Start of Data shown
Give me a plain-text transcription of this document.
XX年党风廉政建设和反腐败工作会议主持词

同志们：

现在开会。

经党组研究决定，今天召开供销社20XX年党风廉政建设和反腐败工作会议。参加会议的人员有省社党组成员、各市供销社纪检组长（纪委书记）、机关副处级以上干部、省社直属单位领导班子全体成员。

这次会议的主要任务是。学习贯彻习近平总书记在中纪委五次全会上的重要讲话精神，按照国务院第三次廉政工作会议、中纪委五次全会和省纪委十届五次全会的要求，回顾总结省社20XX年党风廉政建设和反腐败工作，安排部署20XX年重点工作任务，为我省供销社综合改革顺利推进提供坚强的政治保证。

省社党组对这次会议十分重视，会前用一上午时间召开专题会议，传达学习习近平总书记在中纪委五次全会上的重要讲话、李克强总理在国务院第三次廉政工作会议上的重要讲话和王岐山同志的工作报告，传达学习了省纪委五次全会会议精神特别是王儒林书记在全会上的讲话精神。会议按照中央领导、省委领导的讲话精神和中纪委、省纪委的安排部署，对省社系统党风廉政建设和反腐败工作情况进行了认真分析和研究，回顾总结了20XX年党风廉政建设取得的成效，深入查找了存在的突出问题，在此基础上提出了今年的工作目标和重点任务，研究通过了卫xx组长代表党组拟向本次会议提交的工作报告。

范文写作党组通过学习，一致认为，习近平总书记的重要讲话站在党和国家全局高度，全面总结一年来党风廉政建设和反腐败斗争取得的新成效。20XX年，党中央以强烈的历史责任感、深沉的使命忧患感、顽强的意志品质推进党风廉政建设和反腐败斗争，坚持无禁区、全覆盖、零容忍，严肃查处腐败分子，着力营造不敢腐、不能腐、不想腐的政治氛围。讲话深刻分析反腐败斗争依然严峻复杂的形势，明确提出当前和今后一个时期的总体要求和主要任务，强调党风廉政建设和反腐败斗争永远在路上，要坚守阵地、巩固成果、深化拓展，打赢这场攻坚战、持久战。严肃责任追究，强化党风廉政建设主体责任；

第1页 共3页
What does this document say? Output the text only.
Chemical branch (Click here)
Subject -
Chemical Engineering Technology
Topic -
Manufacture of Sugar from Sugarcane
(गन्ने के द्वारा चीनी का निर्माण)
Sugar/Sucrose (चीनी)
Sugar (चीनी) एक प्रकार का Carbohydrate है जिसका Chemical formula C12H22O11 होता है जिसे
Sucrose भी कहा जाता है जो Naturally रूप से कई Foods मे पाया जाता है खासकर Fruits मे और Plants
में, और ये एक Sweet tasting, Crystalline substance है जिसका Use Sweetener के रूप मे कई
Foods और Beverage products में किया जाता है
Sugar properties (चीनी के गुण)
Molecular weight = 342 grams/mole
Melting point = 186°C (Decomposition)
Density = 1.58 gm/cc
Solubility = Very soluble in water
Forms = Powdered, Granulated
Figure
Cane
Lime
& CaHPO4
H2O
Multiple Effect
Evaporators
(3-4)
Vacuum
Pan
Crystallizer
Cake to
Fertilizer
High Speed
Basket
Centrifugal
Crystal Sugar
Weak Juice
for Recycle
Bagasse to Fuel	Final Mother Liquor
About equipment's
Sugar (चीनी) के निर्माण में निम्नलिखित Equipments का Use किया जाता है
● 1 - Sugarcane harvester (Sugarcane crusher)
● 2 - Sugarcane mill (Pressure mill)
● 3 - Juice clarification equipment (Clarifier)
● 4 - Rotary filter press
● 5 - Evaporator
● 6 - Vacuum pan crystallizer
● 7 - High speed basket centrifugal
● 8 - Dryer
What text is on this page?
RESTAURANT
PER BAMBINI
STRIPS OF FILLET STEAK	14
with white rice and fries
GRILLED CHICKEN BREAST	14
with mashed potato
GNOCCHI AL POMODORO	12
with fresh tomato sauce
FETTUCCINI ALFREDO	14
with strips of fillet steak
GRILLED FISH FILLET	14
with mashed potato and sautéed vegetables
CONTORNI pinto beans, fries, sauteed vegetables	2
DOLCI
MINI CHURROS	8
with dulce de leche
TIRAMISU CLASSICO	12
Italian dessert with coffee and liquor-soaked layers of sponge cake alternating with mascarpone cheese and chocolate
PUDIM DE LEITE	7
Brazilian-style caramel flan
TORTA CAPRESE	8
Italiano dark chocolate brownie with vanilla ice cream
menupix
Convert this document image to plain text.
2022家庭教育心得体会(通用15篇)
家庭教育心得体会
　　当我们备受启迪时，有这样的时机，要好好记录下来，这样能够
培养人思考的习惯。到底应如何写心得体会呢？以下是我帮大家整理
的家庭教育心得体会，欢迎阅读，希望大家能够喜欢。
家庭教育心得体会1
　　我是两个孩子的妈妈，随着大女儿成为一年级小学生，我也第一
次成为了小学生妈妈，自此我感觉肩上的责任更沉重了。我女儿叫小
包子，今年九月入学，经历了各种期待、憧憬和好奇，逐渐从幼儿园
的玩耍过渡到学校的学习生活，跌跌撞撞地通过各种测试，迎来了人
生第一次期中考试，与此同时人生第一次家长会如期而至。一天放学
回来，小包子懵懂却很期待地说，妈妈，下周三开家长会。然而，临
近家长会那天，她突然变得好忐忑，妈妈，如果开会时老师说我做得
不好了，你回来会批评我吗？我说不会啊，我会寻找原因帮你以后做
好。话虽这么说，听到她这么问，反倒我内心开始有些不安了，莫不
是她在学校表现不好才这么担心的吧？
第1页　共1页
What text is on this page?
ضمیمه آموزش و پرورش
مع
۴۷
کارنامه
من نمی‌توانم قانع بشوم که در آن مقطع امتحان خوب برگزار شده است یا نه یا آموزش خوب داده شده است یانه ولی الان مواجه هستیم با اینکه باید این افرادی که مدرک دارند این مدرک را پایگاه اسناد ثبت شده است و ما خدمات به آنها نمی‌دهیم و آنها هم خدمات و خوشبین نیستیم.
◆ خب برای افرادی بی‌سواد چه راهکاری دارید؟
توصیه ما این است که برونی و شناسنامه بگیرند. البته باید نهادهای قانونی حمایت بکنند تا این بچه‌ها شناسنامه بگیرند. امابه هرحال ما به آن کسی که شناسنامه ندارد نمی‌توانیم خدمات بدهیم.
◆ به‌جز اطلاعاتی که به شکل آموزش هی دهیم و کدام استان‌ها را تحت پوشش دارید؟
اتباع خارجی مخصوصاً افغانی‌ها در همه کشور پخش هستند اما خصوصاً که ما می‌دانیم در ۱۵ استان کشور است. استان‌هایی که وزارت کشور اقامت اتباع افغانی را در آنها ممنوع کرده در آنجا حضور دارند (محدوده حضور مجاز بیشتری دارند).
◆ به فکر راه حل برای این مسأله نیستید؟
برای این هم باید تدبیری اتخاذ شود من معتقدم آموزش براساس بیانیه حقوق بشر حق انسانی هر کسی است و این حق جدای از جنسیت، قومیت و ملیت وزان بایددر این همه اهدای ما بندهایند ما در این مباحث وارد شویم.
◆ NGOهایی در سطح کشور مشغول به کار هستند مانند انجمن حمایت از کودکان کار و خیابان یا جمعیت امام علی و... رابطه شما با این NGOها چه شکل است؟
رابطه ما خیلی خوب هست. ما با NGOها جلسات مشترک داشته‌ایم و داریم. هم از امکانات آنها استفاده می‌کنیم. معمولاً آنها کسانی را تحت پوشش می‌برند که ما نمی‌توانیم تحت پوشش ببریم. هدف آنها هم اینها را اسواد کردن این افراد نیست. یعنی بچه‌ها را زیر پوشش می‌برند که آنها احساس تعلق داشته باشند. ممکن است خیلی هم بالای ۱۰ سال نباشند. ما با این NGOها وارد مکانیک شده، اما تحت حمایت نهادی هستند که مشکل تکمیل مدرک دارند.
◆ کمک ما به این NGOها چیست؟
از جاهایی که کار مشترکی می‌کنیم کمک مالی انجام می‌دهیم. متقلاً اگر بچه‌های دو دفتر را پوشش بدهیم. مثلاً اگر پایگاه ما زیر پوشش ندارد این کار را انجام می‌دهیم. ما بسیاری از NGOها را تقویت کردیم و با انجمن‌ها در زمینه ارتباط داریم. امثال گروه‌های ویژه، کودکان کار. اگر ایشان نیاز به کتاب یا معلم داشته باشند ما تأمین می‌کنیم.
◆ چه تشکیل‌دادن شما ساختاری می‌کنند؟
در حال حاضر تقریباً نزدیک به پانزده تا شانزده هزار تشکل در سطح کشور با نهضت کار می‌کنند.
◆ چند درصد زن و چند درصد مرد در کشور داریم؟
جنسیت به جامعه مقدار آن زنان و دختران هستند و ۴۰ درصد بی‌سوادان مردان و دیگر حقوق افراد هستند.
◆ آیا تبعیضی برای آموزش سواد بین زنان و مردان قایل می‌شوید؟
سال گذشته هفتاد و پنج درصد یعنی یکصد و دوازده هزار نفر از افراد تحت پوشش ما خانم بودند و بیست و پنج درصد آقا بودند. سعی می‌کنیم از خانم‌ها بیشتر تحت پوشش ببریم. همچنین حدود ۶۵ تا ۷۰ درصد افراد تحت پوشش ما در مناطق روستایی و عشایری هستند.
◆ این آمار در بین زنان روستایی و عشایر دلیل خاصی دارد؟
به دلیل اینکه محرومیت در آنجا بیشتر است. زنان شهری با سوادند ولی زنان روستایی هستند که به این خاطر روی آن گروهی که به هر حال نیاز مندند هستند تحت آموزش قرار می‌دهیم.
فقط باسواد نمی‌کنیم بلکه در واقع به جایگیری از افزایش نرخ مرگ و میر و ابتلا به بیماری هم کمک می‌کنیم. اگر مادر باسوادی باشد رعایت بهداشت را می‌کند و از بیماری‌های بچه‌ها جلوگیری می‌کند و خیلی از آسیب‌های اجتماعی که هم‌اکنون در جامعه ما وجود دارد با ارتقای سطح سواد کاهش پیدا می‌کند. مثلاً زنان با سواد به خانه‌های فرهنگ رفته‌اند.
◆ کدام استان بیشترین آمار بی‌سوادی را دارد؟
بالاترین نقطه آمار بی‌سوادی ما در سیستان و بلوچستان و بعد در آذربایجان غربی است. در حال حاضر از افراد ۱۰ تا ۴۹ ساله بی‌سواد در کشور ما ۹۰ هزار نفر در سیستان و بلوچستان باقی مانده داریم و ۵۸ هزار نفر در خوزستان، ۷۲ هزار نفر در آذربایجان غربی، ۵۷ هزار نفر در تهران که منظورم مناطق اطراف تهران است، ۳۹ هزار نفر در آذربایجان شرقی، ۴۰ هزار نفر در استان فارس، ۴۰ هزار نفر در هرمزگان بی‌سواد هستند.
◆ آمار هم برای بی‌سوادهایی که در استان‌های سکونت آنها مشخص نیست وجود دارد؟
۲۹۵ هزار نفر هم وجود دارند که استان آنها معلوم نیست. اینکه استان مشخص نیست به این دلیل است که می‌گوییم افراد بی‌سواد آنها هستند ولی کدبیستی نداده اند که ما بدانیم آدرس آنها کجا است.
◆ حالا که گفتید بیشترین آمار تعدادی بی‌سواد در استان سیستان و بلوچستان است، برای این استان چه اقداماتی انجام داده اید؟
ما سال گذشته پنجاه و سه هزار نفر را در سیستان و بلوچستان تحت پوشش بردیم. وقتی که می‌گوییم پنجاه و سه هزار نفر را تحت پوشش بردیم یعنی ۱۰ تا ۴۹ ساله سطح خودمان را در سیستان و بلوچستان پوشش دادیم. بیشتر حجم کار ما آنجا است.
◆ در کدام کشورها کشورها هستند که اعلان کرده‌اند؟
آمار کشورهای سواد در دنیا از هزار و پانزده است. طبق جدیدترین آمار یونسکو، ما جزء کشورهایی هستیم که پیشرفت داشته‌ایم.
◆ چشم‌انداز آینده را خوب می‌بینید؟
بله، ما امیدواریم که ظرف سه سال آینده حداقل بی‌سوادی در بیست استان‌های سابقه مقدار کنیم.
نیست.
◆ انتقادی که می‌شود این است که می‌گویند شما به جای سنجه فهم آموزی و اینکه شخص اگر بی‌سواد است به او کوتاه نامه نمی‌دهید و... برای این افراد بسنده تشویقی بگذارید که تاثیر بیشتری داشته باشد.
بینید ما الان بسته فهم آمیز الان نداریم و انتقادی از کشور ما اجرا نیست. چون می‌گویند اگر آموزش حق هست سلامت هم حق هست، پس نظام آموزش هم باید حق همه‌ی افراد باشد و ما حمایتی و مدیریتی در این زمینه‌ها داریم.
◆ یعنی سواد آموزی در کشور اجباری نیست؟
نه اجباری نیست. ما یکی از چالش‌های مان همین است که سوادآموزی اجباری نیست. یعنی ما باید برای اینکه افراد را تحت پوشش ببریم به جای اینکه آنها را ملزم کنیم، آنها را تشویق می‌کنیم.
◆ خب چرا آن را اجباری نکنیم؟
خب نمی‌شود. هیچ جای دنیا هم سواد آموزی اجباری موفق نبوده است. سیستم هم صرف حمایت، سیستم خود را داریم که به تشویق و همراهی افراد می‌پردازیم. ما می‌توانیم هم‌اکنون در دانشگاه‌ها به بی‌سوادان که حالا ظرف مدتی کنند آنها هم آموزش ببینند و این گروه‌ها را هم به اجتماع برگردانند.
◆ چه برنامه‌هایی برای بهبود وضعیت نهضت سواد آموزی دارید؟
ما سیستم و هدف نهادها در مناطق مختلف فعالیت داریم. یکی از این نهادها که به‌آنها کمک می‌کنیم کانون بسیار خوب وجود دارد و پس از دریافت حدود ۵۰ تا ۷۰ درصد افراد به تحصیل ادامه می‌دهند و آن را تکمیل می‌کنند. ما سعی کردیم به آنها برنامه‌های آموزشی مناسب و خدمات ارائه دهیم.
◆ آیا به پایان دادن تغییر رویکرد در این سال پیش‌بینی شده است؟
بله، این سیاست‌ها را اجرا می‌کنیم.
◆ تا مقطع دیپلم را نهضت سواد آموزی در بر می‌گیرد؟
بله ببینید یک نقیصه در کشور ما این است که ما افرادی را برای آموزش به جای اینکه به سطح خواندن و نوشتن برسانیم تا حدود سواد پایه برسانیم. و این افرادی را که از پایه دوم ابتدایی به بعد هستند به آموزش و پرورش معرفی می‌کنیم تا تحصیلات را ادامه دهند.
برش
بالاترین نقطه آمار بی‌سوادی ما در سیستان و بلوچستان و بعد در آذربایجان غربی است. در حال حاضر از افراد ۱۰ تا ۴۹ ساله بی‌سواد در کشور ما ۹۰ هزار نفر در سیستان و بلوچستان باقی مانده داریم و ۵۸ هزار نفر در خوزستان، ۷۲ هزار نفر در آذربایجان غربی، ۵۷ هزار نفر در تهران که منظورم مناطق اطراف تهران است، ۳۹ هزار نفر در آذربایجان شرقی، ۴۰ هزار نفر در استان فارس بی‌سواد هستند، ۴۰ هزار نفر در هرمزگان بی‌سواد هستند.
End of Data shown
Description of the task ▸ Filter the entries above down to the lines containing the word "اجرا".

Exercise solution ▸
بینید ما الان بسته فهم آمیز الان نداریم و انتقادی از کشور ما اجرا نیست. چون می‌گویند اگر آموزش حق هست سلامت هم حق هست، پس نظام آموزش هم باید حق همه‌ی افراد باشد و ما حمایتی و مدیریتی در این زمینه‌ها داریم.
بله، این سیاست‌ها را اجرا می‌کنیم.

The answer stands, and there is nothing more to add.